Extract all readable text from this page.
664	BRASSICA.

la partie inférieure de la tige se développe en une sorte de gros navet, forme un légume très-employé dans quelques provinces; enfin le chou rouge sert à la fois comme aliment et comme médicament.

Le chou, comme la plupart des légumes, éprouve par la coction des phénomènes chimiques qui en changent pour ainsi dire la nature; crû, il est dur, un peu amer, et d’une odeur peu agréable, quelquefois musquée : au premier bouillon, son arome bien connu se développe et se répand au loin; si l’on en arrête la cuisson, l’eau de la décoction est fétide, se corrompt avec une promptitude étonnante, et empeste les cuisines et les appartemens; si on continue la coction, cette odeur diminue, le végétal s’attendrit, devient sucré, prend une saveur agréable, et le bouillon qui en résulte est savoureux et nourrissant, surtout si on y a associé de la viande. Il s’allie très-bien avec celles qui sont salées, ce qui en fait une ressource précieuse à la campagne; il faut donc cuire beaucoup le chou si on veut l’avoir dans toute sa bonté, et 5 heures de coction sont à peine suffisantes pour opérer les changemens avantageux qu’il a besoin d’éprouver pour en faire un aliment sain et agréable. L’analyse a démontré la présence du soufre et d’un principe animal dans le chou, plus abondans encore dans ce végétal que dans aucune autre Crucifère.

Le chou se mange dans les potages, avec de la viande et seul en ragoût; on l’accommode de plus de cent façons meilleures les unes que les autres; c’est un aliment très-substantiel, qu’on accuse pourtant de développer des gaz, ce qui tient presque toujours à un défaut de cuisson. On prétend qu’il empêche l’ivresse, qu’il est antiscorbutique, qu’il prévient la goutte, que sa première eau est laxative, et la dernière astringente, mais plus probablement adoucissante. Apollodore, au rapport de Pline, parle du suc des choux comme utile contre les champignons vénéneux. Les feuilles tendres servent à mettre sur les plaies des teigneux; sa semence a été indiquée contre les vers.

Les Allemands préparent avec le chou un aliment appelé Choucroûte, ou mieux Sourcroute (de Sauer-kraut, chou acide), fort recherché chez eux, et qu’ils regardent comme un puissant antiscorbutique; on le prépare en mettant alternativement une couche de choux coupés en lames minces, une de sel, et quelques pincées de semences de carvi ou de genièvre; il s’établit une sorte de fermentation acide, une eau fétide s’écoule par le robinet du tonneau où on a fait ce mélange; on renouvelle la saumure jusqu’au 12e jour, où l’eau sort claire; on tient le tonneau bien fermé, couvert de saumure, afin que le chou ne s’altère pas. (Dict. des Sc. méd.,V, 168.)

* **Brief**: Emit the records above again, exactly, with no line skipped.

* **Output for this task**:
Extract all readable text from this page.
664	BRASSICA.

la partie inférieure de la tige se développe en une sorte de gros navet, forme un légume très-employé dans quelques provinces; enfin le chou rouge sert à la fois comme aliment et comme médicament.

Le chou, comme la plupart des légumes, éprouve par la coction des phénomènes chimiques qui en changent pour ainsi dire la nature; crû, il est dur, un peu amer, et d’une odeur peu agréable, quelquefois musquée : au premier bouillon, son arome bien connu se développe et se répand au loin; si l’on en arrête la cuisson, l’eau de la décoction est fétide, se corrompt avec une promptitude étonnante, et empeste les cuisines et les appartemens; si on continue la coction, cette odeur diminue, le végétal s’attendrit, devient sucré, prend une saveur agréable, et le bouillon qui en résulte est savoureux et nourrissant, surtout si on y a associé de la viande. Il s’allie très-bien avec celles qui sont salées, ce qui en fait une ressource précieuse à la campagne; il faut donc cuire beaucoup le chou si on veut l’avoir dans toute sa bonté, et 5 heures de coction sont à peine suffisantes pour opérer les changemens avantageux qu’il a besoin d’éprouver pour en faire un aliment sain et agréable. L’analyse a démontré la présence du soufre et d’un principe animal dans le chou, plus abondans encore dans ce végétal que dans aucune autre Crucifère.

Le chou se mange dans les potages, avec de la viande et seul en ragoût; on l’accommode de plus de cent façons meilleures les unes que les autres; c’est un aliment très-substantiel, qu’on accuse pourtant de développer des gaz, ce qui tient presque toujours à un défaut de cuisson. On prétend qu’il empêche l’ivresse, qu’il est antiscorbutique, qu’il prévient la goutte, que sa première eau est laxative, et la dernière astringente, mais plus probablement adoucissante. Apollodore, au rapport de Pline, parle du suc des choux comme utile contre les champignons vénéneux. Les feuilles tendres servent à mettre sur les plaies des teigneux; sa semence a été indiquée contre les vers.

Les Allemands préparent avec le chou un aliment appelé Choucroûte, ou mieux Sourcroute (de Sauer-kraut, chou acide), fort recherché chez eux, et qu’ils regardent comme un puissant antiscorbutique; on le prépare en mettant alternativement une couche de choux coupés en lames minces, une de sel, et quelques pincées de semences de carvi ou de genièvre; il s’établit une sorte de fermentation acide, une eau fétide s’écoule par le robinet du tonneau où on a fait ce mélange; on renouvelle la saumure jusqu’au 12e jour, où l’eau sort claire; on tient le tonneau bien fermé, couvert de saumure, afin que le chou ne s’altère pas. (Dict. des Sc. méd.,V, 168.)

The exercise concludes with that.